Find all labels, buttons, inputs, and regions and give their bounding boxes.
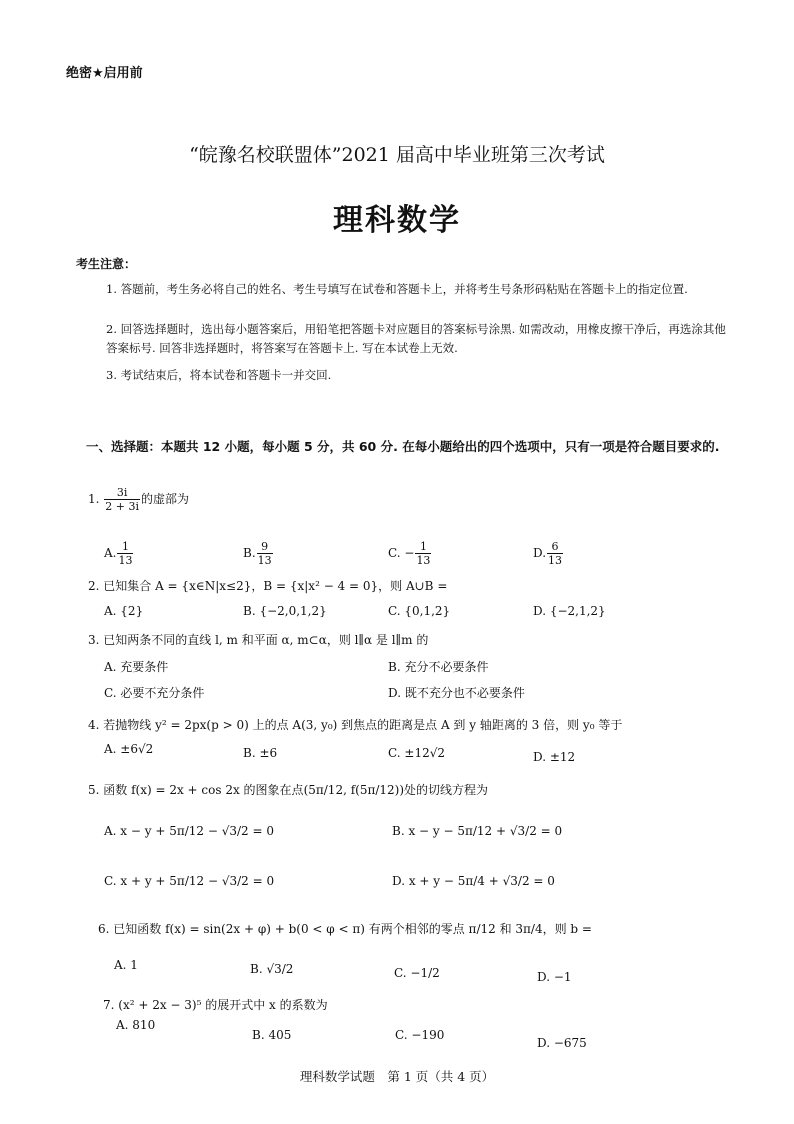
q7-option-d: D. −675	[537, 1036, 587, 1050]
q1-option-c: C. − $\frac{1}{13}$	[388, 540, 431, 567]
q3-option-d: D. 既不充分也不必要条件	[388, 686, 525, 700]
q7-option-b: B. 405	[252, 1028, 292, 1042]
q7-option-a: A. 810	[116, 1018, 156, 1032]
q6-option-d: D. −1	[537, 970, 572, 984]
section-heading: 一、选择题：本题共 12 小题，每小题 5 分，共 60 分. 在每小题给出的四个选项中，只有一项是符合题目要求的.	[86, 439, 720, 454]
notice-item-1: 1. 答题前，考生务必将自己的姓名、考生号填写在试卷和答题卡上，并将考生号条形码粘贴在答题卡上的指定位置.	[106, 282, 688, 296]
fraction: $\frac{3i}{2 + 3i}$	[105, 486, 140, 513]
q1-option-b: B. $\frac{9}{13}$	[243, 540, 272, 567]
question-1: 1. $\frac{3i}{2 + 3i}$ 的虚部为	[88, 486, 190, 513]
q4-option-c: C. ±12√2	[388, 746, 445, 760]
question-6: 6. 已知函数 f(x) = sin(2x + φ) + b(0 < φ < π) 有两个相邻的零点 π/12 和 3π/4，则 b =	[98, 922, 592, 936]
notice-item-2: 2. 回答选择题时，选出每小题答案后，用铅笔把答题卡对应题目的答案标号涂黑. 如需改动，用橡皮擦干净后，再选涂其他答案标号. 回答非选择题时，将答案写在答题卡上. 写在本试卷上无效.	[106, 322, 726, 355]
point-expression: (5π/12, f(5π/12))	[303, 783, 405, 797]
q5-option-a: A. x − y + 5π/12 − √3/2 = 0	[104, 824, 275, 838]
question-3: 3. 已知两条不同的直线 l, m 和平面 α, m⊂α，则 l∥α 是 l∥m 的	[88, 633, 429, 647]
q6-option-c: C. −1/2	[394, 966, 440, 980]
q2-option-b: B. {−2,0,1,2}	[243, 604, 327, 618]
page-footer: 理科数学试题 第 1 页（共 4 页）	[299, 1069, 495, 1084]
q1-option-d: D. $\frac{6}{13}$	[533, 540, 563, 567]
confidential-label: 绝密★启用前	[66, 66, 143, 81]
question-5: 5. 函数 f(x) = 2x + cos 2x 的图象在点(5π/12, f(5π/12))处的切线方程为	[88, 783, 489, 797]
exam-title: “皖豫名校联盟体”2021 届高中毕业班第三次考试	[189, 144, 605, 166]
q7-option-c: C. −190	[395, 1028, 445, 1042]
q4-option-b: B. ±6	[243, 746, 278, 760]
q4-option-a: A. ±6√2	[104, 742, 154, 756]
q2-option-d: D. {−2,1,2}	[533, 604, 606, 618]
question-7: 7. (x² + 2x − 3)⁵ 的展开式中 x 的系数为	[103, 998, 328, 1012]
q6-option-a: A. 1	[114, 958, 138, 972]
q3-option-b: B. 充分不必要条件	[388, 660, 489, 674]
q5-option-b: B. x − y − 5π/12 + √3/2 = 0	[392, 824, 563, 838]
notice-item-3: 3. 考试结束后，将本试卷和答题卡一并交回.	[106, 368, 332, 382]
notice-heading: 考生注意：	[76, 257, 137, 271]
q3-option-c: C. 必要不充分条件	[104, 686, 205, 700]
subject-title: 理科数学	[333, 203, 461, 238]
q3-option-a: A. 充要条件	[104, 660, 169, 674]
question-4: 4. 若抛物线 y² = 2px(p > 0) 上的点 A(3, y₀) 到焦点的距离是点 A 到 y 轴距离的 3 倍，则 y₀ 等于	[88, 718, 623, 732]
q5-option-c: C. x + y + 5π/12 − √3/2 = 0	[104, 874, 275, 888]
q2-option-a: A. {2}	[104, 604, 144, 618]
q1-option-a: A. $\frac{1}{13}$	[104, 540, 133, 567]
q5-option-d: D. x + y − 5π/4 + √3/2 = 0	[392, 874, 555, 888]
q2-option-c: C. {0,1,2}	[388, 604, 451, 618]
q6-option-b: B. √3/2	[250, 962, 294, 976]
q4-option-d: D. ±12	[533, 750, 576, 764]
question-2: 2. 已知集合 A = {x∈N|x≤2}，B = {x|x² − 4 = 0}，则 A∪B =	[88, 579, 448, 593]
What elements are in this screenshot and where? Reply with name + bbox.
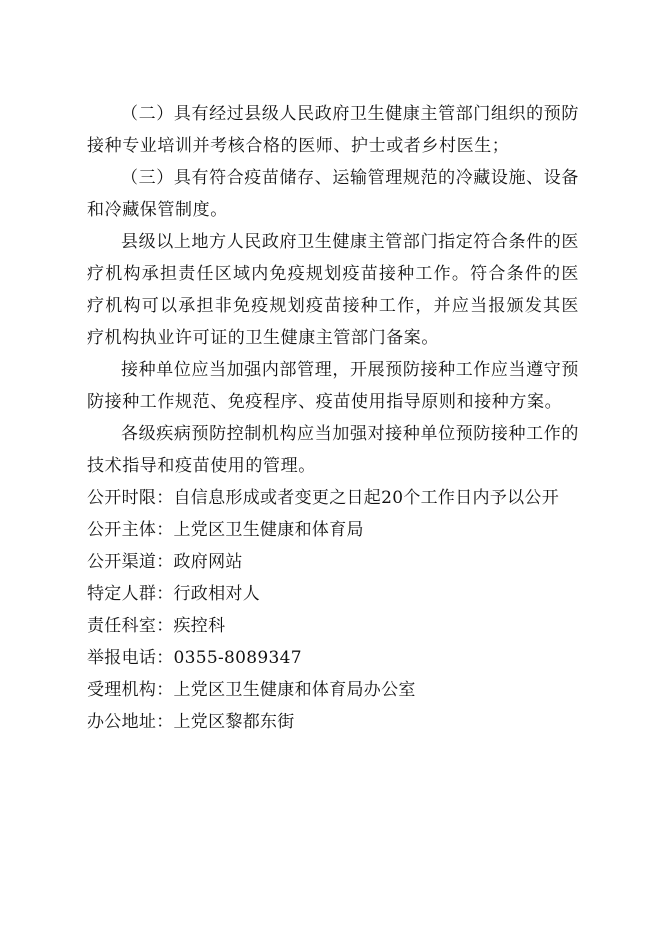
meta-report-phone: 举报电话：0355-8089347 <box>87 648 302 668</box>
meta-accepting-office: 受理机构：上党区卫生健康和体育局办公室 <box>87 680 416 700</box>
paragraph-internal-management: 接种单位应当加强内部管理，开展预防接种工作应当遵守预防接种工作规范、免疫程序、疫苗使用指导原则和接种方案。 <box>87 360 579 412</box>
meta-target-group: 特定人群：行政相对人 <box>87 584 260 604</box>
meta-disclosure-deadline: 公开时限：自信息形成或者变更之日起20个工作日内予以公开 <box>87 488 560 508</box>
paragraph-designated-institutions: 县级以上地方人民政府卫生健康主管部门指定符合条件的医疗机构承担责任区域内免疫规划疫苗接种工作。符合条件的医疗机构可以承担非免疫规划疫苗接种工作，并应当报颁发其医疗机构执业许可证的卫生健康主管部门备案。 <box>87 232 579 348</box>
meta-office-address: 办公地址：上党区黎都东街 <box>87 712 295 732</box>
meta-disclosure-subject: 公开主体：上党区卫生健康和体育局 <box>87 520 364 540</box>
paragraph-item-2: （二）具有经过县级人民政府卫生健康主管部门组织的预防接种专业培训并考核合格的医师、护士或者乡村医生； <box>87 104 579 156</box>
meta-responsible-section: 责任科室：疾控科 <box>87 616 226 636</box>
paragraph-item-3: （三）具有符合疫苗储存、运输管理规范的冷藏设施、设备和冷藏保管制度。 <box>87 168 579 220</box>
paragraph-cdc-guidance: 各级疾病预防控制机构应当加强对接种单位预防接种工作的技术指导和疫苗使用的管理。 <box>87 424 579 476</box>
meta-disclosure-channel: 公开渠道：政府网站 <box>87 552 243 572</box>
::::
What to produce: Can you copy out every line of the records above word for word, leaving the pictures out?

Finished exercise:
Find all labels, buttons, inputs, and regions and give their bounding boxes.
q7-option-d: D. −675	[537, 1036, 587, 1050]
q1-option-c: C. − $\frac{1}{13}$	[388, 540, 431, 567]
q3-option-d: D. 既不充分也不必要条件	[388, 686, 525, 700]
q7-option-b: B. 405	[252, 1028, 292, 1042]
q7-option-a: A. 810	[116, 1018, 156, 1032]
q6-option-d: D. −1	[537, 970, 572, 984]
section-heading: 一、选择题：本题共 12 小题，每小题 5 分，共 60 分. 在每小题给出的四个选项中，只有一项是符合题目要求的.	[86, 439, 720, 454]
notice-item-1: 1. 答题前，考生务必将自己的姓名、考生号填写在试卷和答题卡上，并将考生号条形码粘贴在答题卡上的指定位置.	[106, 282, 688, 296]
fraction: $\frac{3i}{2 + 3i}$	[105, 486, 140, 513]
q1-option-b: B. $\frac{9}{13}$	[243, 540, 272, 567]
question-1: 1. $\frac{3i}{2 + 3i}$ 的虚部为	[88, 486, 190, 513]
q4-option-c: C. ±12√2	[388, 746, 445, 760]
question-6: 6. 已知函数 f(x) = sin(2x + φ) + b(0 < φ < π) 有两个相邻的零点 π/12 和 3π/4，则 b =	[98, 922, 592, 936]
notice-item-2: 2. 回答选择题时，选出每小题答案后，用铅笔把答题卡对应题目的答案标号涂黑. 如需改动，用橡皮擦干净后，再选涂其他答案标号. 回答非选择题时，将答案写在答题卡上. 写在本试卷上无效.	[106, 322, 726, 355]
point-expression: (5π/12, f(5π/12))	[303, 783, 405, 797]
q5-option-a: A. x − y + 5π/12 − √3/2 = 0	[104, 824, 275, 838]
question-3: 3. 已知两条不同的直线 l, m 和平面 α, m⊂α，则 l∥α 是 l∥m 的	[88, 633, 429, 647]
q6-option-c: C. −1/2	[394, 966, 440, 980]
q2-option-b: B. {−2,0,1,2}	[243, 604, 327, 618]
page-footer: 理科数学试题 第 1 页（共 4 页）	[299, 1069, 495, 1084]
q1-option-d: D. $\frac{6}{13}$	[533, 540, 563, 567]
confidential-label: 绝密★启用前	[66, 66, 143, 81]
question-5: 5. 函数 f(x) = 2x + cos 2x 的图象在点(5π/12, f(5π/12))处的切线方程为	[88, 783, 489, 797]
exam-title: “皖豫名校联盟体”2021 届高中毕业班第三次考试	[189, 144, 605, 166]
q7-option-c: C. −190	[395, 1028, 445, 1042]
q4-option-b: B. ±6	[243, 746, 278, 760]
q4-option-a: A. ±6√2	[104, 742, 154, 756]
q2-option-d: D. {−2,1,2}	[533, 604, 606, 618]
question-7: 7. (x² + 2x − 3)⁵ 的展开式中 x 的系数为	[103, 998, 328, 1012]
q6-option-a: A. 1	[114, 958, 138, 972]
q3-option-b: B. 充分不必要条件	[388, 660, 489, 674]
q5-option-b: B. x − y − 5π/12 + √3/2 = 0	[392, 824, 563, 838]
notice-item-3: 3. 考试结束后，将本试卷和答题卡一并交回.	[106, 368, 332, 382]
notice-heading: 考生注意：	[76, 257, 137, 271]
q3-option-c: C. 必要不充分条件	[104, 686, 205, 700]
subject-title: 理科数学	[333, 203, 461, 238]
q3-option-a: A. 充要条件	[104, 660, 169, 674]
question-4: 4. 若抛物线 y² = 2px(p > 0) 上的点 A(3, y₀) 到焦点的距离是点 A 到 y 轴距离的 3 倍，则 y₀ 等于	[88, 718, 623, 732]
q5-option-c: C. x + y + 5π/12 − √3/2 = 0	[104, 874, 275, 888]
q2-option-a: A. {2}	[104, 604, 144, 618]
q1-option-a: A. $\frac{1}{13}$	[104, 540, 133, 567]
q5-option-d: D. x + y − 5π/4 + √3/2 = 0	[392, 874, 555, 888]
q2-option-c: C. {0,1,2}	[388, 604, 451, 618]
q6-option-b: B. √3/2	[250, 962, 294, 976]
q4-option-d: D. ±12	[533, 750, 576, 764]
question-2: 2. 已知集合 A = {x∈N|x≤2}，B = {x|x² − 4 = 0}，则 A∪B =	[88, 579, 448, 593]
What elements are in this screenshot and where? Reply with name + bbox.
meta-report-phone: 举报电话：0355-8089347 <box>87 648 302 668</box>
meta-accepting-office: 受理机构：上党区卫生健康和体育局办公室 <box>87 680 416 700</box>
paragraph-internal-management: 接种单位应当加强内部管理，开展预防接种工作应当遵守预防接种工作规范、免疫程序、疫苗使用指导原则和接种方案。 <box>87 360 579 412</box>
meta-target-group: 特定人群：行政相对人 <box>87 584 260 604</box>
meta-disclosure-deadline: 公开时限：自信息形成或者变更之日起20个工作日内予以公开 <box>87 488 560 508</box>
paragraph-designated-institutions: 县级以上地方人民政府卫生健康主管部门指定符合条件的医疗机构承担责任区域内免疫规划疫苗接种工作。符合条件的医疗机构可以承担非免疫规划疫苗接种工作，并应当报颁发其医疗机构执业许可证的卫生健康主管部门备案。 <box>87 232 579 348</box>
meta-office-address: 办公地址：上党区黎都东街 <box>87 712 295 732</box>
meta-disclosure-subject: 公开主体：上党区卫生健康和体育局 <box>87 520 364 540</box>
paragraph-item-2: （二）具有经过县级人民政府卫生健康主管部门组织的预防接种专业培训并考核合格的医师、护士或者乡村医生； <box>87 104 579 156</box>
meta-responsible-section: 责任科室：疾控科 <box>87 616 226 636</box>
paragraph-item-3: （三）具有符合疫苗储存、运输管理规范的冷藏设施、设备和冷藏保管制度。 <box>87 168 579 220</box>
paragraph-cdc-guidance: 各级疾病预防控制机构应当加强对接种单位预防接种工作的技术指导和疫苗使用的管理。 <box>87 424 579 476</box>
meta-disclosure-channel: 公开渠道：政府网站 <box>87 552 243 572</box>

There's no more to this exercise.